### [Direction 1]
Copy the rows from the start through the line that contains "y-tick-label: 550 bbox=[501, 1111, 523, 1126]", replacing "plot-frame" with "plot-area" and leaving everything else unchanged.

### [Reading passage]
※
The pitfalls of silence
Between the legal, regulatory and financial obstacles of business ownership, business owners who “miss things and hope for the best” are subject to a number of pitfalls, said Heidrick.
“The liabilities are huge. In today’s business climate, you can’t expect businesses to be able to know and manage everything on their own. There’s too much,” he said.
Leveen agreed, adding that “by not understanding what they are seeing, or even what to look for, businesses are, in fact, losing money. They put themselves and their business at risk for penalties and head down an unrecoverable path.”
Jonason pointed out that keeping silent about your business’s financial health can also damage relationships with staff.
“It’s tough enough to manage through down times,” he said. “When you don’t translate to your staff, your inner circle [about] why changes have to be made or why expectations can’t be met or have shifted … it chips away at their confidence. When they understand, they can buy into what needs to be done to keep heading in the right direction.”
Airing it out
After saving countless business owners dollars that they didn’t know were on the table, the message from Heidrick and Leveen is clear: Whether it is a reduction in taxes, a savings on expenses or increases in potential profits, you don’t know until you look.
“I have seen a business grow 50-fold after finally facing their financial issues,” said Leveen. “Instead of continuing down a path that might have ruined them, they are now a multi-million dollar company.”
A crucial first step in overcoming the fears of finance is to understand that the right financial team can help increase a business’s bottom line, noted Jan Stockton, a CPA with Vancouver-based Stockton and Associates.
The next step, Jonason said, is building trust.
“There is absolutely value in opening up about your business’s finances,” added Jonason, drawing on his own experiences. “They (finance experts) had ideas I didn’t think of and avenues for saving money I didn’t even know were out there. People work for you and with you for a reason – they trust you. Reward that trust by ensuring you are not only operating soundly, but you are driving the organization in the best possible direction.”
※
### [Data provided]
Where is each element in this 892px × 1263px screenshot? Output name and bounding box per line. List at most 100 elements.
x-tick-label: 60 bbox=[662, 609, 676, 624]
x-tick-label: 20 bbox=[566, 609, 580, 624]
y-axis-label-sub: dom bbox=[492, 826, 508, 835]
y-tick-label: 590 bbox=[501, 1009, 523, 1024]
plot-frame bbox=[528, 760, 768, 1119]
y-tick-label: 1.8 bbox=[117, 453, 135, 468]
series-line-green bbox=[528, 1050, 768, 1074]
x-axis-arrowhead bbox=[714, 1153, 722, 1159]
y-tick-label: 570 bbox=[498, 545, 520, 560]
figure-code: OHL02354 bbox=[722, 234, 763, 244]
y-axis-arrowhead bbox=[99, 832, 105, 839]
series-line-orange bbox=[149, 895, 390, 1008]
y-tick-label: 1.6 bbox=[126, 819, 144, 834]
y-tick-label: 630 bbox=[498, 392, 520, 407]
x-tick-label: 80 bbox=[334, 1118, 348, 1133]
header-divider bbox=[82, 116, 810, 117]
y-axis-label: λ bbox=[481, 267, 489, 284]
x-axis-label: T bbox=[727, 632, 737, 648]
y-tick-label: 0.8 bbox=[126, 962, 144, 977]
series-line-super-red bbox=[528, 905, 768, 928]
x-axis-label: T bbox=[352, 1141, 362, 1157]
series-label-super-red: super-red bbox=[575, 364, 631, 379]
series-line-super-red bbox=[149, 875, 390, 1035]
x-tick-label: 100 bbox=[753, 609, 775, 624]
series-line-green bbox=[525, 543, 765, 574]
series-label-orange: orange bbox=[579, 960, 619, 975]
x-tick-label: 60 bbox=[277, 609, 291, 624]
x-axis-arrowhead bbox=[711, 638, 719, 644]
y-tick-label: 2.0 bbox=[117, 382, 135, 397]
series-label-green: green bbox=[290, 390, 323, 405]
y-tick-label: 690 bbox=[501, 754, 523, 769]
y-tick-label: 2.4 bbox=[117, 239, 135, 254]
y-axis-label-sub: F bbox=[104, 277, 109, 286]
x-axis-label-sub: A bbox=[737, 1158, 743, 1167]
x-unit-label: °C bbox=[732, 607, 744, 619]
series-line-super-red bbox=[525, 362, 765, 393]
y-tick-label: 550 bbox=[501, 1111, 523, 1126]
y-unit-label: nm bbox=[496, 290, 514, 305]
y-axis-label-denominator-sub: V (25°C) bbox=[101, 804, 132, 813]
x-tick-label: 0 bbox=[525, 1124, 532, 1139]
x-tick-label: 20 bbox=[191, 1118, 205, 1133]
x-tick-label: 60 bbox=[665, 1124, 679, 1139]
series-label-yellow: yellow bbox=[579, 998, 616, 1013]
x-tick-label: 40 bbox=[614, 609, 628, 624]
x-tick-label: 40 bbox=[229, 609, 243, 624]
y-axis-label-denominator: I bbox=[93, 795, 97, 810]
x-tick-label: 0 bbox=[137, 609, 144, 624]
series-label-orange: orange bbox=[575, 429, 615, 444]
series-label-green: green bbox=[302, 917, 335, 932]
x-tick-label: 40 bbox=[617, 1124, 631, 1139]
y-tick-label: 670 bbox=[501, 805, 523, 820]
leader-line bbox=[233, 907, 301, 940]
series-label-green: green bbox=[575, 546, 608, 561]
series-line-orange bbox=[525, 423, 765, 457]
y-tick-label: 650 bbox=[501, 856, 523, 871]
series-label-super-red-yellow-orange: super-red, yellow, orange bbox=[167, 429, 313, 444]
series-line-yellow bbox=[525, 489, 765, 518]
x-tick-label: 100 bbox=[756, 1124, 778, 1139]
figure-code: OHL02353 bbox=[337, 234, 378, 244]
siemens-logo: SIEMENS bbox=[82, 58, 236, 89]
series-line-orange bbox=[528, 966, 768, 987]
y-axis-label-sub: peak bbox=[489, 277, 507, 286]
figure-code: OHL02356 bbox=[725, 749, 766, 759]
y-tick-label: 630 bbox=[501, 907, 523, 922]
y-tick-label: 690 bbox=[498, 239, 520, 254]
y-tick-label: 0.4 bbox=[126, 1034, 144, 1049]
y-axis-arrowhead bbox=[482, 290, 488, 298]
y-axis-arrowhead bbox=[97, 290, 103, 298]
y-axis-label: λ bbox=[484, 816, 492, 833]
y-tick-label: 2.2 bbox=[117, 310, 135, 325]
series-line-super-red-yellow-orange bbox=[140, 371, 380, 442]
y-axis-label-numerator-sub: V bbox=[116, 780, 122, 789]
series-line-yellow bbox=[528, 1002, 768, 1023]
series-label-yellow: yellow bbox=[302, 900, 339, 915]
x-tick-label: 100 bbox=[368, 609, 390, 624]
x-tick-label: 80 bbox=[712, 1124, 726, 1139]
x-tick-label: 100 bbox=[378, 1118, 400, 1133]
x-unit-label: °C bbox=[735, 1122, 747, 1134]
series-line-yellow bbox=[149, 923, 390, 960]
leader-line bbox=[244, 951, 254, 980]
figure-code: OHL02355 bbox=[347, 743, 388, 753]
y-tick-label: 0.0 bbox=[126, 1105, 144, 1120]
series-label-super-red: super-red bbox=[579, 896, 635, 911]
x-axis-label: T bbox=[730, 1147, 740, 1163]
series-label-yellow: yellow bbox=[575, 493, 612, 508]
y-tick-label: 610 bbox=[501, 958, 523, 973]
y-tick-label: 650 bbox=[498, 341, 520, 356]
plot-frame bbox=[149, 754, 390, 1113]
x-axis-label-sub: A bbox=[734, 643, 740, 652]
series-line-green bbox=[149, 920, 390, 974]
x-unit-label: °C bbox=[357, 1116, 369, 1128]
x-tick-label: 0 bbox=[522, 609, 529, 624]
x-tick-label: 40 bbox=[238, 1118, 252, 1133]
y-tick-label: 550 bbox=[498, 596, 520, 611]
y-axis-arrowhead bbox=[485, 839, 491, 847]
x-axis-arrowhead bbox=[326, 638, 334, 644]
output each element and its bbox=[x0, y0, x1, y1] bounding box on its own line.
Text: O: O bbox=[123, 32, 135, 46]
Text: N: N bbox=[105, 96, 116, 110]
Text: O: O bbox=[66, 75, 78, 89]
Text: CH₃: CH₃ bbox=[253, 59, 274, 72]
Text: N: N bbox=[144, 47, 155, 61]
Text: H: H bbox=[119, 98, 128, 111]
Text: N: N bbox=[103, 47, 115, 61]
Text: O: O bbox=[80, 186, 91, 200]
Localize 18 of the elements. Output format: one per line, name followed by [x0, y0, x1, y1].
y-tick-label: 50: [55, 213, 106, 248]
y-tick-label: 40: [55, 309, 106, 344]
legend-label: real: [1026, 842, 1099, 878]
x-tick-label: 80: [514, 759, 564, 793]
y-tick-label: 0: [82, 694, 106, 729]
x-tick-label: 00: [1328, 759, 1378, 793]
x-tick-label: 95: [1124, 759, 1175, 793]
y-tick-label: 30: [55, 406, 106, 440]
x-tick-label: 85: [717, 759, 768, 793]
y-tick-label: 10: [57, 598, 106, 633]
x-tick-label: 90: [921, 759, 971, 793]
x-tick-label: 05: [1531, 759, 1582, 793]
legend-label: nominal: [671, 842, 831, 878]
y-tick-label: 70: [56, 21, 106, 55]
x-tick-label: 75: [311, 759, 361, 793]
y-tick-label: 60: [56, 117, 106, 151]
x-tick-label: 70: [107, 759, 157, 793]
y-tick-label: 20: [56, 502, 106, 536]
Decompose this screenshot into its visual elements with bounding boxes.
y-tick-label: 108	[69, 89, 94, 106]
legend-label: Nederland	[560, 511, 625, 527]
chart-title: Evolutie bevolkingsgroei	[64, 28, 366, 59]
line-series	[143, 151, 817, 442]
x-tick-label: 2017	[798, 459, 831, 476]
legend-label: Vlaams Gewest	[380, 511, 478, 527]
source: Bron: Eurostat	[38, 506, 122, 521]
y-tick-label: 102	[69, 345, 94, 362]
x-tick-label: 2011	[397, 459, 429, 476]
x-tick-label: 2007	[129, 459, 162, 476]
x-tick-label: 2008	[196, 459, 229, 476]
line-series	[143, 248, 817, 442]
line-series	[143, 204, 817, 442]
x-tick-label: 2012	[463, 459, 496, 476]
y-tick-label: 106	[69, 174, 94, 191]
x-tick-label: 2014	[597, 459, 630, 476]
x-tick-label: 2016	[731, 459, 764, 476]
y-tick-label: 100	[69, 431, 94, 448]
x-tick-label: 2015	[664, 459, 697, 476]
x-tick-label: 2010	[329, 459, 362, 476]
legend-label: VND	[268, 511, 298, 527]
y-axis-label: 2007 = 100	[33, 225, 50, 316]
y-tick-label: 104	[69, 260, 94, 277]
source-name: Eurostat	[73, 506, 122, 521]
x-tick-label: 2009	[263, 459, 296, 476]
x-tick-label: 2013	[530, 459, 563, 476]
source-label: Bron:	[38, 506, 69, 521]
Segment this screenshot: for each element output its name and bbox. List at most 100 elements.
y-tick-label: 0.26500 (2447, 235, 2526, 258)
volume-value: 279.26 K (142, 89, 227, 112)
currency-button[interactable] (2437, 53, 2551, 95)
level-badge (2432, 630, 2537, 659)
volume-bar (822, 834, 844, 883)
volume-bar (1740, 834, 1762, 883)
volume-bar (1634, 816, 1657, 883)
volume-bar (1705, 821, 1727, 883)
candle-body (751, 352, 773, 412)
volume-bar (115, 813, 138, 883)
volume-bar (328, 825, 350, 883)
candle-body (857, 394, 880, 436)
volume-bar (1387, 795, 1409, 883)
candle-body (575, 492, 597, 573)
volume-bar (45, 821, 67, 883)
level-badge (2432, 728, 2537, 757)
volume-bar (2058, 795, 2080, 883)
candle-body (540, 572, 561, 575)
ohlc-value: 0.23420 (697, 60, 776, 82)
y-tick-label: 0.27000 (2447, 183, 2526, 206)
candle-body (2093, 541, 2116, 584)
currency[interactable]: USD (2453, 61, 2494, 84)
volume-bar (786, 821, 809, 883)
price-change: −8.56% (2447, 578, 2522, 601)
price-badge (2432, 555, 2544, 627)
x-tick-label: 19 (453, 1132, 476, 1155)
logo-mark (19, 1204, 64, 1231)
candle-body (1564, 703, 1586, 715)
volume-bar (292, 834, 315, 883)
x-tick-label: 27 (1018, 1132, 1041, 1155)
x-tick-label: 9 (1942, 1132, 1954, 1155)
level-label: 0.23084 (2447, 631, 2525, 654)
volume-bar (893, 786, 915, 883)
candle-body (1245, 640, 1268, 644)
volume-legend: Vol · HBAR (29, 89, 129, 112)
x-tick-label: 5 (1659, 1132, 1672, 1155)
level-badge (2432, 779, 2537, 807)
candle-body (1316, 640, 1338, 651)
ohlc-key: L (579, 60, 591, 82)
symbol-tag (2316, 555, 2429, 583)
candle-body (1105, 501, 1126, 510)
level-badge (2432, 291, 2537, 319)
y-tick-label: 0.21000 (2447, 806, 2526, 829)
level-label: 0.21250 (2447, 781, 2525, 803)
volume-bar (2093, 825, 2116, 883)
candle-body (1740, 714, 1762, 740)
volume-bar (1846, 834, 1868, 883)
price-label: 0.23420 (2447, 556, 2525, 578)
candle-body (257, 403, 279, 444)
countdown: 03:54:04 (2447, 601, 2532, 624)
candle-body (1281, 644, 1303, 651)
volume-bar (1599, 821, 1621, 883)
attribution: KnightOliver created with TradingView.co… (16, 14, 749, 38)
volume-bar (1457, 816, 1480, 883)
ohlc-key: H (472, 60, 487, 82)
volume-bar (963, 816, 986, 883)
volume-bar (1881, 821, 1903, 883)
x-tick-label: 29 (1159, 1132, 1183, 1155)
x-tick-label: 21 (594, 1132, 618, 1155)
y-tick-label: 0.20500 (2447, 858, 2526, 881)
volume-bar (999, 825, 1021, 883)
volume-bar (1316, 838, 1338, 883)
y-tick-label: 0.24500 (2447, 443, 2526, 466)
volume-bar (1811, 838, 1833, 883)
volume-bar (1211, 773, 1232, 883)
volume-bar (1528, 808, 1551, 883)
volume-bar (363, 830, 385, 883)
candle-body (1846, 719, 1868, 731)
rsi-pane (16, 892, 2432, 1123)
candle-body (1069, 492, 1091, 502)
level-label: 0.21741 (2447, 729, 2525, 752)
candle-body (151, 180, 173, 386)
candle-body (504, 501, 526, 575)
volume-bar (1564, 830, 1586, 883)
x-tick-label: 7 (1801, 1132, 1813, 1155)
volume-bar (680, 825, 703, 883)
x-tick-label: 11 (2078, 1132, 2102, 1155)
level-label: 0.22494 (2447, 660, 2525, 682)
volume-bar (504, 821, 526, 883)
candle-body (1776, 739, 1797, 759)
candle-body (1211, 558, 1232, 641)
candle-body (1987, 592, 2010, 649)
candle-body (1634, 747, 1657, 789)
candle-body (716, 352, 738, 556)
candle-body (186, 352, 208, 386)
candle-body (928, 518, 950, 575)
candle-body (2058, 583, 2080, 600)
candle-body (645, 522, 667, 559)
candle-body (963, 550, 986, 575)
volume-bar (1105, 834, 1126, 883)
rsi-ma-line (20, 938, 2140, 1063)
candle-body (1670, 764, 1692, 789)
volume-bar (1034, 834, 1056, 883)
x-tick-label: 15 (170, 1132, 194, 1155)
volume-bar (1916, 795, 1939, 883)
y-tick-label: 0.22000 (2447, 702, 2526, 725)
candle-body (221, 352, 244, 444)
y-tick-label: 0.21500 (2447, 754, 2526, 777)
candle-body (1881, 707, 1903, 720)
※
### [Direction 2]
According to the article on the pitfalls of financial silence, how much did a business grow after finally facing its financial issues, as Leveen describes?

### [Correct answer 1]
Where is each element in this 892px × 1263px screenshot? Output name and bounding box per line. List at most 100 elements.
x-tick-label: 60 bbox=[662, 609, 676, 624]
x-tick-label: 20 bbox=[566, 609, 580, 624]
y-axis-label-sub: dom bbox=[492, 826, 508, 835]
y-tick-label: 590 bbox=[501, 1009, 523, 1024]
plot-area bbox=[528, 760, 768, 1119]
y-tick-label: 1.8 bbox=[117, 453, 135, 468]
series-line-green bbox=[528, 1050, 768, 1074]
x-axis-arrowhead bbox=[714, 1153, 722, 1159]
y-tick-label: 570 bbox=[498, 545, 520, 560]
figure-code: OHL02354 bbox=[722, 234, 763, 244]
y-axis-arrowhead bbox=[99, 832, 105, 839]
series-line-orange bbox=[149, 895, 390, 1008]
y-tick-label: 1.6 bbox=[126, 819, 144, 834]
y-tick-label: 630 bbox=[498, 392, 520, 407]
x-tick-label: 80 bbox=[334, 1118, 348, 1133]
header-divider bbox=[82, 116, 810, 117]
y-axis-label: λ bbox=[481, 267, 489, 284]
x-axis-label: T bbox=[727, 632, 737, 648]
y-tick-label: 0.8 bbox=[126, 962, 144, 977]
series-line-super-red bbox=[528, 905, 768, 928]
x-axis-label: T bbox=[352, 1141, 362, 1157]
series-label-super-red: super-red bbox=[575, 364, 631, 379]
series-line-super-red bbox=[149, 875, 390, 1035]
x-tick-label: 100 bbox=[753, 609, 775, 624]
series-line-green bbox=[525, 543, 765, 574]
series-label-orange: orange bbox=[579, 960, 619, 975]
x-tick-label: 60 bbox=[277, 609, 291, 624]
x-axis-arrowhead bbox=[711, 638, 719, 644]
y-tick-label: 2.0 bbox=[117, 382, 135, 397]
series-label-green: green bbox=[290, 390, 323, 405]
y-tick-label: 690 bbox=[501, 754, 523, 769]
y-tick-label: 2.4 bbox=[117, 239, 135, 254]
y-axis-label-sub: F bbox=[104, 277, 109, 286]
x-axis-label-sub: A bbox=[737, 1158, 743, 1167]
x-unit-label: °C bbox=[732, 607, 744, 619]
series-line-super-red bbox=[525, 362, 765, 393]
y-tick-label: 550 bbox=[501, 1111, 523, 1126]

### [Correct answer 2]
The business grew 50-fold.